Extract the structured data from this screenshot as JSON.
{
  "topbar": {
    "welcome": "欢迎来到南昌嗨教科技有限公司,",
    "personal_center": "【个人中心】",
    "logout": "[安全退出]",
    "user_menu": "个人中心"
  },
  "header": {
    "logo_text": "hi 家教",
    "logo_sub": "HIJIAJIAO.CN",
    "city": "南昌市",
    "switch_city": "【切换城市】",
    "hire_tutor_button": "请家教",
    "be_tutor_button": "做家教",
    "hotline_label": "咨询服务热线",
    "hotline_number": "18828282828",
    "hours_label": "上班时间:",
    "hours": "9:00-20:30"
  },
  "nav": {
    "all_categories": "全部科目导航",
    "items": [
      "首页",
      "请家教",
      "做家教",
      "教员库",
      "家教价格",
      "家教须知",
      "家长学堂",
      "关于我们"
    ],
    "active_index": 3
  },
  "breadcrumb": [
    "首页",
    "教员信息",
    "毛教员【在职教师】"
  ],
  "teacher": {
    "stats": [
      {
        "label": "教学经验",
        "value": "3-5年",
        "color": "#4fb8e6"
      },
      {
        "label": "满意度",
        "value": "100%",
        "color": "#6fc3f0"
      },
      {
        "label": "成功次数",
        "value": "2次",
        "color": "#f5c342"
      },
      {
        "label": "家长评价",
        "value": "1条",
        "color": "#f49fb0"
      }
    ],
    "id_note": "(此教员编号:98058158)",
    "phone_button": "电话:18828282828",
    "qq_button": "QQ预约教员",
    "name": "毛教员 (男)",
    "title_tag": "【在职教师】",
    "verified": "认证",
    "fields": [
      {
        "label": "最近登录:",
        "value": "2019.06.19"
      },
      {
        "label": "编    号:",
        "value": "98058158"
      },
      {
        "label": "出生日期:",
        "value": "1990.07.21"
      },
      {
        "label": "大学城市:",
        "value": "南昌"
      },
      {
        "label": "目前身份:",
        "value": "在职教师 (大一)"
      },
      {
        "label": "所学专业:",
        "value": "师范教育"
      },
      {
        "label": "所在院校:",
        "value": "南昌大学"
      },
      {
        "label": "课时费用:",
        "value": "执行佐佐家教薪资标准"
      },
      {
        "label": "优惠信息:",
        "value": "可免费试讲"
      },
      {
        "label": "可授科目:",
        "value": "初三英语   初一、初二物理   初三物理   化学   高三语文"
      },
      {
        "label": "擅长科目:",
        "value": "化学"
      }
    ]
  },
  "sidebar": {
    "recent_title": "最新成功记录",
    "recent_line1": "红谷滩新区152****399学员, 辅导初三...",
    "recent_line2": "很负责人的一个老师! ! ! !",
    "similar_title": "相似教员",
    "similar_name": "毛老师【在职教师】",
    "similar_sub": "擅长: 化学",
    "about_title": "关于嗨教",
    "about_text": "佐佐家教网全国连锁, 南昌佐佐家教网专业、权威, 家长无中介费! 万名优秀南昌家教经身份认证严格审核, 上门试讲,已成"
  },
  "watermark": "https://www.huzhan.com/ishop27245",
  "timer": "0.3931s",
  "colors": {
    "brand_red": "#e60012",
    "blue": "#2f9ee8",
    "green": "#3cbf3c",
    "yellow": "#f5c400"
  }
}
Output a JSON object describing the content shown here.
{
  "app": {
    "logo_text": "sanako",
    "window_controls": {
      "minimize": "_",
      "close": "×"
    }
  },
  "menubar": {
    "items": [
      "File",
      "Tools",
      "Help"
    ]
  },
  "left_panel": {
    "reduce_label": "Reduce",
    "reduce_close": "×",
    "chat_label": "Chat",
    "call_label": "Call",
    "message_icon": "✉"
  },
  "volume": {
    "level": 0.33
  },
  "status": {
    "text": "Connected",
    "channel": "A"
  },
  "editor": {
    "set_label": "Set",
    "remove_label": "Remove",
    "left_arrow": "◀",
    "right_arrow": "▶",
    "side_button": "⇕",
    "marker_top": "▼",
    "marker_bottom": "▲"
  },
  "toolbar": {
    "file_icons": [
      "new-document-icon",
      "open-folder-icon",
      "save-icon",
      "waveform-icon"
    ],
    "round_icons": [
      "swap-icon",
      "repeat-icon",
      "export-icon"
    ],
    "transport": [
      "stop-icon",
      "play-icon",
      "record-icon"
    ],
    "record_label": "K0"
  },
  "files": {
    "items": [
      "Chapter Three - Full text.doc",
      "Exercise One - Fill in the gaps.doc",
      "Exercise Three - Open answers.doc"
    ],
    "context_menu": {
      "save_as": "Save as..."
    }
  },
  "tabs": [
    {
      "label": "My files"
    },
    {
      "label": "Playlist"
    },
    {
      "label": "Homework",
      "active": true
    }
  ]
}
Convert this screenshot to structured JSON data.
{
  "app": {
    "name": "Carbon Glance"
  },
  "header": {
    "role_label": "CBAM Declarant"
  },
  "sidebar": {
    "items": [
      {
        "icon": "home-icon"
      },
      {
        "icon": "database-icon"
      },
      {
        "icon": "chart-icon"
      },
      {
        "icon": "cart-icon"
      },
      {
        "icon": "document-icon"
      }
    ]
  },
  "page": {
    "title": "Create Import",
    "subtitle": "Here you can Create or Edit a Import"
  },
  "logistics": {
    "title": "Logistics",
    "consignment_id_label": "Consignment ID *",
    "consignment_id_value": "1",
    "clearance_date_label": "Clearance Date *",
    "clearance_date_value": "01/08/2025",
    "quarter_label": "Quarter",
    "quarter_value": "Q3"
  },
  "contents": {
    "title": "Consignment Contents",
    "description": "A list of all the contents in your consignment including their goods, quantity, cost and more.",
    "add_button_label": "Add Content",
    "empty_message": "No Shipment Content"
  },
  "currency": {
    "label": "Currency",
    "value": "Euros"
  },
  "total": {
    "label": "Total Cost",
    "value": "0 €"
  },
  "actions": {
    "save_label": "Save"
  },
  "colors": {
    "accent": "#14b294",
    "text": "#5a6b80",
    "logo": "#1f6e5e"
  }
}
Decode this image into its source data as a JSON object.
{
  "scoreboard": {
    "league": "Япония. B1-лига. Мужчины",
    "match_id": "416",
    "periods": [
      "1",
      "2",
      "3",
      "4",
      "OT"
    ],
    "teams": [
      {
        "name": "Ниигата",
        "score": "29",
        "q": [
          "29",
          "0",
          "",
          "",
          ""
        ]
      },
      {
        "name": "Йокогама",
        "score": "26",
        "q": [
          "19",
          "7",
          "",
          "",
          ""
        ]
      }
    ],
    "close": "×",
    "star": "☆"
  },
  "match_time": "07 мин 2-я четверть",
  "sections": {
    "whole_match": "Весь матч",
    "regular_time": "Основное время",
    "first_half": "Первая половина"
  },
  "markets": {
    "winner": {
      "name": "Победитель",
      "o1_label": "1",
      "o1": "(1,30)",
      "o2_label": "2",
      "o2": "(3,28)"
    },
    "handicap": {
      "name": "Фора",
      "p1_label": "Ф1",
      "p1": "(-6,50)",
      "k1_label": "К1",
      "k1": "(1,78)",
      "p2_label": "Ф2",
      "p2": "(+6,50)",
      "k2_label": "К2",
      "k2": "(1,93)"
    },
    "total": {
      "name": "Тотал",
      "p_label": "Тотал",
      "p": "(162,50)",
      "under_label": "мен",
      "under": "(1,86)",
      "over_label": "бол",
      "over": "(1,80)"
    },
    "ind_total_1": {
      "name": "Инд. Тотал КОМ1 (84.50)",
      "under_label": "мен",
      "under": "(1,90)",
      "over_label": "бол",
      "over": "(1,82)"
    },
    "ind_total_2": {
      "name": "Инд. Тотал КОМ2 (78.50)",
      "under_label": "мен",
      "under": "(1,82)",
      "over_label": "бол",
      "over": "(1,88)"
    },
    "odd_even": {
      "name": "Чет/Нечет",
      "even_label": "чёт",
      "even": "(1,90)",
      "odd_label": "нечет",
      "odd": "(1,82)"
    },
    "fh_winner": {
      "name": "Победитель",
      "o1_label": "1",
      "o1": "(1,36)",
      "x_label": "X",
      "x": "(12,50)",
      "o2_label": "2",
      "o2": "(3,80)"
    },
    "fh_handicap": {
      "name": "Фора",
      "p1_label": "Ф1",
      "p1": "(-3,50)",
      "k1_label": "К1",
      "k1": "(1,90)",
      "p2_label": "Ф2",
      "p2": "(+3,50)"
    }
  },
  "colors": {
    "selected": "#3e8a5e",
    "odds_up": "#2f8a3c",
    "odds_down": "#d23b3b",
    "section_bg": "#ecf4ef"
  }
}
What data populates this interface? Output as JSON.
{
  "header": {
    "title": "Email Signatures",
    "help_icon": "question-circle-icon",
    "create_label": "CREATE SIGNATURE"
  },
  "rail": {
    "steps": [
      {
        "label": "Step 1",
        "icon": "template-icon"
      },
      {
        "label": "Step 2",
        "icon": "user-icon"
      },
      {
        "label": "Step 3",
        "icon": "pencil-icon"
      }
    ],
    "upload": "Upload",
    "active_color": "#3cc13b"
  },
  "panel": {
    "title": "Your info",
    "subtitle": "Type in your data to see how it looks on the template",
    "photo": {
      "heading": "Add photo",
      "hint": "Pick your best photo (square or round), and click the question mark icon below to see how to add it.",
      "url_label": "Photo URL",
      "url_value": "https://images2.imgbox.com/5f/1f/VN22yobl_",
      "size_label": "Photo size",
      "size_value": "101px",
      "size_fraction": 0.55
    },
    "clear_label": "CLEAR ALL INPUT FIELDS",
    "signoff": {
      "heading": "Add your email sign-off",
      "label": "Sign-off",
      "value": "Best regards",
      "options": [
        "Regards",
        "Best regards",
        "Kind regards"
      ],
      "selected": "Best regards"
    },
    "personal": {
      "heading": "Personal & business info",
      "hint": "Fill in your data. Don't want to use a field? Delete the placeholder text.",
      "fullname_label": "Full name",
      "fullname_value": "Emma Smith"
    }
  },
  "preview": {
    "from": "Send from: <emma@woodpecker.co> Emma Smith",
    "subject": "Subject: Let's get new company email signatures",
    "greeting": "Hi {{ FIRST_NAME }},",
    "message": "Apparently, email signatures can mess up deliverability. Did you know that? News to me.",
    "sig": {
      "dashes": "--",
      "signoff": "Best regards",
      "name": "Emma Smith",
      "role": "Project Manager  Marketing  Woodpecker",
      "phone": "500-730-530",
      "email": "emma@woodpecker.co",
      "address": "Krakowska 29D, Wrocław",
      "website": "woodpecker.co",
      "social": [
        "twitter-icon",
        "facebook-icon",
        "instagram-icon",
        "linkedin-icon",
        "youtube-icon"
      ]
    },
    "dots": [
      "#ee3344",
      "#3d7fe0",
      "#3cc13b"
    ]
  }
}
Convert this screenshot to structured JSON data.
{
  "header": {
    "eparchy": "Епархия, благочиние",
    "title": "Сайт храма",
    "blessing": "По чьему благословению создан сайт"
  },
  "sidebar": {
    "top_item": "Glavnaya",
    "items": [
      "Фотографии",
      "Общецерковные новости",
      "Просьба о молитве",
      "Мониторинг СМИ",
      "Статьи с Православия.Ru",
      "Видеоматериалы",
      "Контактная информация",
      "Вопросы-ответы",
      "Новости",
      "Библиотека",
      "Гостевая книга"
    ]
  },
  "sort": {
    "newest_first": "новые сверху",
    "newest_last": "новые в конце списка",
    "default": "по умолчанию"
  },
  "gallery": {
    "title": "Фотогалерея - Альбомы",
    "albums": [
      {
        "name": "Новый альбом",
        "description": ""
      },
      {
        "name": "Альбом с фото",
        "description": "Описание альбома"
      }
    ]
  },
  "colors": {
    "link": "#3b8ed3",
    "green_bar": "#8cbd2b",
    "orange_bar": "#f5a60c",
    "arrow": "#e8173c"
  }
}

TASK TO CARRY OUT: Copy out every line of the listing that contains the string "this".

THE REPLY:
Extract the structured data from this screenshot as JSON.
Convert this screenshot to structured JSON data.
Decode this image into its source data as a JSON object.
What data populates this interface? Output as JSON.
Convert this screenshot to structured JSON data.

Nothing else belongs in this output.